Goal :: Scan the lines below for the word "materials". Copy each line you find it in.

Material shown ::
· · · · ·

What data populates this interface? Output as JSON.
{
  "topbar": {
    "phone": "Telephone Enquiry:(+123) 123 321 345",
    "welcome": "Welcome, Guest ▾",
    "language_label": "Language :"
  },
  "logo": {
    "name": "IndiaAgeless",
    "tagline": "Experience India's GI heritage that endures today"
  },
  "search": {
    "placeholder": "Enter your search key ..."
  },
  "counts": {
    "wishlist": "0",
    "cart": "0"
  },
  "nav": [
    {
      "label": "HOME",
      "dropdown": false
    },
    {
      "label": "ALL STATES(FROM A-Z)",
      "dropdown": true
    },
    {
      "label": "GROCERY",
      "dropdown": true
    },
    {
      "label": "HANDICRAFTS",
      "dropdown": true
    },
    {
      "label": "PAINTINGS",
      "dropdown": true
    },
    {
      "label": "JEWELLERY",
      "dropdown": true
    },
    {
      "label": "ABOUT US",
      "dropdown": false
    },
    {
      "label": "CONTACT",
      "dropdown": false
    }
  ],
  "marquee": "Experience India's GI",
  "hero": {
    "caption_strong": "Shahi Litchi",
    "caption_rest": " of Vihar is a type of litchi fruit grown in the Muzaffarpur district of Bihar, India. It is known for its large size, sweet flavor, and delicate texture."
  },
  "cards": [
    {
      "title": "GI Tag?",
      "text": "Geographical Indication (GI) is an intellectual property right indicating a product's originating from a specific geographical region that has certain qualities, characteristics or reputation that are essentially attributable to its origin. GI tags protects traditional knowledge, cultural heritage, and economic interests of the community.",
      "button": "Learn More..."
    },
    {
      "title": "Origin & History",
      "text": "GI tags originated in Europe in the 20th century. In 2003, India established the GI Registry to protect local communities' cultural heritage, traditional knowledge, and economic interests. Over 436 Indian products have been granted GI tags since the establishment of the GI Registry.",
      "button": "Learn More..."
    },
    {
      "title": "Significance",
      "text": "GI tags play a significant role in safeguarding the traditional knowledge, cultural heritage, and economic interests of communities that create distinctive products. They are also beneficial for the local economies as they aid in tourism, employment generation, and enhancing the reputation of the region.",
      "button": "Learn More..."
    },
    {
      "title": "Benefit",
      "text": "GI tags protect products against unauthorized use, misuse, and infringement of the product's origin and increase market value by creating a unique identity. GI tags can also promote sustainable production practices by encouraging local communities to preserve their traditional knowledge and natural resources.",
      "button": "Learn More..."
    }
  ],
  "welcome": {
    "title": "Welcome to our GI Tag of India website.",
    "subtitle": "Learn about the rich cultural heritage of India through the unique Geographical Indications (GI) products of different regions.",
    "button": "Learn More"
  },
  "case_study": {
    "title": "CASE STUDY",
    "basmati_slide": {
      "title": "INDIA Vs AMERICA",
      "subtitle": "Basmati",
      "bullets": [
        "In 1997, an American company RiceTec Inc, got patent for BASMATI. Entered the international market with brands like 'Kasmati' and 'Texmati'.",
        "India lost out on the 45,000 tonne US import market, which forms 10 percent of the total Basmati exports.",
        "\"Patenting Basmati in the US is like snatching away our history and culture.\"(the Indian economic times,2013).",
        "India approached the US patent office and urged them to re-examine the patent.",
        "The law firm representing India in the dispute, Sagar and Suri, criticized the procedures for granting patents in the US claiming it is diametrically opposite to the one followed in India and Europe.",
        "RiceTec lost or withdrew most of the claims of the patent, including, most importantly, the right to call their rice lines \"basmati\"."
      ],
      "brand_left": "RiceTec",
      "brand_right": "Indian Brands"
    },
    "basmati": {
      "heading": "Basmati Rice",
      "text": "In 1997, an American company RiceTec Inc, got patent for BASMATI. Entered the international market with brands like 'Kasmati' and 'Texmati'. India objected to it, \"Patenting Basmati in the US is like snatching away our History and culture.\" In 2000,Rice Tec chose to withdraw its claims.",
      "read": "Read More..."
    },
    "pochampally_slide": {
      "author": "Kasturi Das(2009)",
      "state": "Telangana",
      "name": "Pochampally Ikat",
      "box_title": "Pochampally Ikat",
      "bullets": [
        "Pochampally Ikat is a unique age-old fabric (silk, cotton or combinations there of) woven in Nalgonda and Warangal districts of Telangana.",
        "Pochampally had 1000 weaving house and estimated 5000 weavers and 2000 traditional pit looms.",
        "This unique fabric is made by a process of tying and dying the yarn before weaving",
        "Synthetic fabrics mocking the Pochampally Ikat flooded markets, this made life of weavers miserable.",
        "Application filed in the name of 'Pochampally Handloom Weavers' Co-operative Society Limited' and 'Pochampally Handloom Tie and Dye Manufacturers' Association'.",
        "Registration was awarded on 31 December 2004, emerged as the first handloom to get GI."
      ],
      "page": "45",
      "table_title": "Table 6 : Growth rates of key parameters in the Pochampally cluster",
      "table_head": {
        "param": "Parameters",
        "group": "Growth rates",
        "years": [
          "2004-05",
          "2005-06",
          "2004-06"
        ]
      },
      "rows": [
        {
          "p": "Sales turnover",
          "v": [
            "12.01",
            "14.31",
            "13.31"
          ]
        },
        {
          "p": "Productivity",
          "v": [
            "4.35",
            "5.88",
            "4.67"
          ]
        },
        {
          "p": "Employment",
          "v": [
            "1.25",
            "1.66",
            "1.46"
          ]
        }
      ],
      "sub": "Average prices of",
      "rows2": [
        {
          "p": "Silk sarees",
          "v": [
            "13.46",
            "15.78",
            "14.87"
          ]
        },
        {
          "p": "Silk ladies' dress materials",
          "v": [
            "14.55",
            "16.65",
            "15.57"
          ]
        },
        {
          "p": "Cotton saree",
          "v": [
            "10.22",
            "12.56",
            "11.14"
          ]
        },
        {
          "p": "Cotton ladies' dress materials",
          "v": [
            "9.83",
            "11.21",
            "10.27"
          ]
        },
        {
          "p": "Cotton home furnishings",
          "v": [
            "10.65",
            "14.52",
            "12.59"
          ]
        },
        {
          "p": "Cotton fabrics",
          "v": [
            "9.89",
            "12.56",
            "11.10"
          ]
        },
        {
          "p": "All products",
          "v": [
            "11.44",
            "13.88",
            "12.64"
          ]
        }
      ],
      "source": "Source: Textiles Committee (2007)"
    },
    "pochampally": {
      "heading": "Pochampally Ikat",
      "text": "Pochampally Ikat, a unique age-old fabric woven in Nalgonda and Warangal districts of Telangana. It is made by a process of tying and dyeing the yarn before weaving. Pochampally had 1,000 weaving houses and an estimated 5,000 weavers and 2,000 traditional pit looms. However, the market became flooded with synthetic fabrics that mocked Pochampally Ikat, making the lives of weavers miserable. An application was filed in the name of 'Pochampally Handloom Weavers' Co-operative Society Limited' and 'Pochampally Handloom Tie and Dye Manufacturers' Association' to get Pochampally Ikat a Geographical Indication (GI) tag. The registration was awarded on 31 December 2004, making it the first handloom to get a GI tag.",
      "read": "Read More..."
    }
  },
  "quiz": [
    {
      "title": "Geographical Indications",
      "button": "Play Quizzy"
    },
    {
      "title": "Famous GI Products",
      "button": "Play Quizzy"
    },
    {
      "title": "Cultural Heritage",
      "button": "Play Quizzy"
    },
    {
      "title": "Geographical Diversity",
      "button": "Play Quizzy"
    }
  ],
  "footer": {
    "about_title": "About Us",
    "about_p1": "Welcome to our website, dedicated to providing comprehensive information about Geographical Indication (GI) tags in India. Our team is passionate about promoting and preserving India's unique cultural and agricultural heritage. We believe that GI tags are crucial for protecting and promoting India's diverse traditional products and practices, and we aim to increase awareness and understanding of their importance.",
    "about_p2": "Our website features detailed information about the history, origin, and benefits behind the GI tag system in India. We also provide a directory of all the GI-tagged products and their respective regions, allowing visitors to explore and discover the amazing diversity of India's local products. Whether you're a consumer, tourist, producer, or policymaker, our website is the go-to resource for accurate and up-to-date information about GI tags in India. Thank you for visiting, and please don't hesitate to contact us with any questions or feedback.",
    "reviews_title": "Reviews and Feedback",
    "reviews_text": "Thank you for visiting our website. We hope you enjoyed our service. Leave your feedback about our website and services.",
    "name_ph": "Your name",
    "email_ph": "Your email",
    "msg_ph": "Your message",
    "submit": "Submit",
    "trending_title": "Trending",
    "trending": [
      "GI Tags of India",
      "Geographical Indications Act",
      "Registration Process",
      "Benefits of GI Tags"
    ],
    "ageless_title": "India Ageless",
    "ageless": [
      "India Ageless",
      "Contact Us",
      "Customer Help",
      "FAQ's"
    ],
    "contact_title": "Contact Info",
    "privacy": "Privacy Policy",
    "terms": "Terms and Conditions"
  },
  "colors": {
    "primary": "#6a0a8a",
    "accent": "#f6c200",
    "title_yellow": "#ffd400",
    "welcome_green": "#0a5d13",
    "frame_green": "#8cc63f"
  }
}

· · · · ·

Exercise output ::
          "p": "Silk ladies' dress materials",
          "p": "Cotton ladies' dress materials",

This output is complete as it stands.